What this task involves | Write out the material exactly, without any of its pictures.

Figure record listings
Begin

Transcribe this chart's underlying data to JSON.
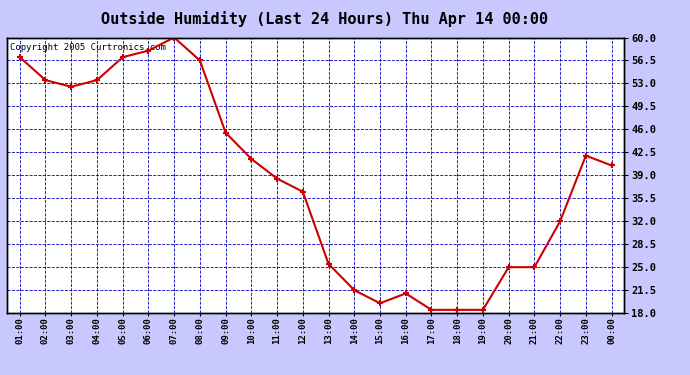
{
  "title": "Outside Humidity (Last 24 Hours) Thu Apr 14 00:00",
  "copyright": "Copyright 2005 Curtronics.com",
  "x_labels": [
    "01:00",
    "02:00",
    "03:00",
    "04:00",
    "05:00",
    "06:00",
    "07:00",
    "08:00",
    "09:00",
    "10:00",
    "11:00",
    "12:00",
    "13:00",
    "14:00",
    "15:00",
    "16:00",
    "17:00",
    "18:00",
    "19:00",
    "20:00",
    "21:00",
    "22:00",
    "23:00",
    "00:00"
  ],
  "y_values": [
    57.0,
    53.5,
    52.5,
    53.5,
    57.0,
    58.0,
    60.0,
    56.5,
    45.5,
    41.5,
    38.5,
    36.5,
    25.5,
    21.5,
    19.5,
    21.0,
    18.5,
    18.5,
    18.5,
    25.0,
    25.0,
    32.0,
    42.0,
    40.5
  ],
  "line_color": "#cc0000",
  "marker_color": "#cc0000",
  "bg_color": "#c8c8ff",
  "plot_bg_color": "#ffffff",
  "grid_color": "#0000bb",
  "title_color": "#000000",
  "border_color": "#000000",
  "y_min": 18.0,
  "y_max": 60.0,
  "y_ticks": [
    18.0,
    21.5,
    25.0,
    28.5,
    32.0,
    35.5,
    39.0,
    42.5,
    46.0,
    49.5,
    53.0,
    56.5,
    60.0
  ],
  "title_fontsize": 11,
  "copyright_fontsize": 6.5
}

End

Response to this exercise |
Transcribe this chart's underlying data to JSON.
{
  "title": "Outside Humidity (Last 24 Hours) Thu Apr 14 00:00",
  "copyright": "Copyright 2005 Curtronics.com",
  "x_labels": [
    "01:00",
    "02:00",
    "03:00",
    "04:00",
    "05:00",
    "06:00",
    "07:00",
    "08:00",
    "09:00",
    "10:00",
    "11:00",
    "12:00",
    "13:00",
    "14:00",
    "15:00",
    "16:00",
    "17:00",
    "18:00",
    "19:00",
    "20:00",
    "21:00",
    "22:00",
    "23:00",
    "00:00"
  ],
  "y_values": [
    57.0,
    53.5,
    52.5,
    53.5,
    57.0,
    58.0,
    60.0,
    56.5,
    45.5,
    41.5,
    38.5,
    36.5,
    25.5,
    21.5,
    19.5,
    21.0,
    18.5,
    18.5,
    18.5,
    25.0,
    25.0,
    32.0,
    42.0,
    40.5
  ],
  "line_color": "#cc0000",
  "marker_color": "#cc0000",
  "bg_color": "#c8c8ff",
  "plot_bg_color": "#ffffff",
  "grid_color": "#0000bb",
  "title_color": "#000000",
  "border_color": "#000000",
  "y_min": 18.0,
  "y_max": 60.0,
  "y_ticks": [
    18.0,
    21.5,
    25.0,
    28.5,
    32.0,
    35.5,
    39.0,
    42.5,
    46.0,
    49.5,
    53.0,
    56.5,
    60.0
  ],
  "title_fontsize": 11,
  "copyright_fontsize": 6.5
}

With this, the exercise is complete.